TASK DETAILS:
Go through the data below and gather each line containing "heading".

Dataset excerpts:
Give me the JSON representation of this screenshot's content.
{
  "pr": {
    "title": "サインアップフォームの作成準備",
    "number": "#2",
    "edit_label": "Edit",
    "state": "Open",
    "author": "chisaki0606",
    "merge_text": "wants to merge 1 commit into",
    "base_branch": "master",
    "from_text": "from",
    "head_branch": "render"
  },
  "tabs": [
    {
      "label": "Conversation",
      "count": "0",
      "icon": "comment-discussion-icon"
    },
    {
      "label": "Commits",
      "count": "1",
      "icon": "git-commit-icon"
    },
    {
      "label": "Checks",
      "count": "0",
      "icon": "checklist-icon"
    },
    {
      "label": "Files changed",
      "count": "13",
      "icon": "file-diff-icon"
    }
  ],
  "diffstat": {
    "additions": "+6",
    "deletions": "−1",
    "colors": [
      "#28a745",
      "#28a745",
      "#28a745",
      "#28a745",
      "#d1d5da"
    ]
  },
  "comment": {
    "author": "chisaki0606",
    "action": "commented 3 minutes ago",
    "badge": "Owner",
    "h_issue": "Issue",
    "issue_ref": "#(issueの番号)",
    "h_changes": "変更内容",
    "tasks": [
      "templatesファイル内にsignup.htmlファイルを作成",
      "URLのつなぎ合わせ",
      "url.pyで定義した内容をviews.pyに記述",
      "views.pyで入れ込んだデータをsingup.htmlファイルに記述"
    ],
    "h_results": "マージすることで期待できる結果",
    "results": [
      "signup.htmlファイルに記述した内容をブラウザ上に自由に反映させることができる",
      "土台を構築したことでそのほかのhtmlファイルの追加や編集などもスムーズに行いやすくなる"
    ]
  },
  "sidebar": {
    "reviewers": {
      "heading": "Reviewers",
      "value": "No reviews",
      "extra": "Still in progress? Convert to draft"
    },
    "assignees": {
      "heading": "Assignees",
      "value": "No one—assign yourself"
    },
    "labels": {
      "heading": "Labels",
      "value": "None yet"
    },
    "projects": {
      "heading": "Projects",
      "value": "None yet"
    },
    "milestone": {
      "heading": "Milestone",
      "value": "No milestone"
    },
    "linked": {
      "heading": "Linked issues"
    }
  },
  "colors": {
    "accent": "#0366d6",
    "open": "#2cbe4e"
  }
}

TASK ANSWER:
      "heading": "Reviewers",
      "heading": "Assignees",
      "heading": "Labels",
      "heading": "Projects",
      "heading": "Milestone",
      "heading": "Linked issues"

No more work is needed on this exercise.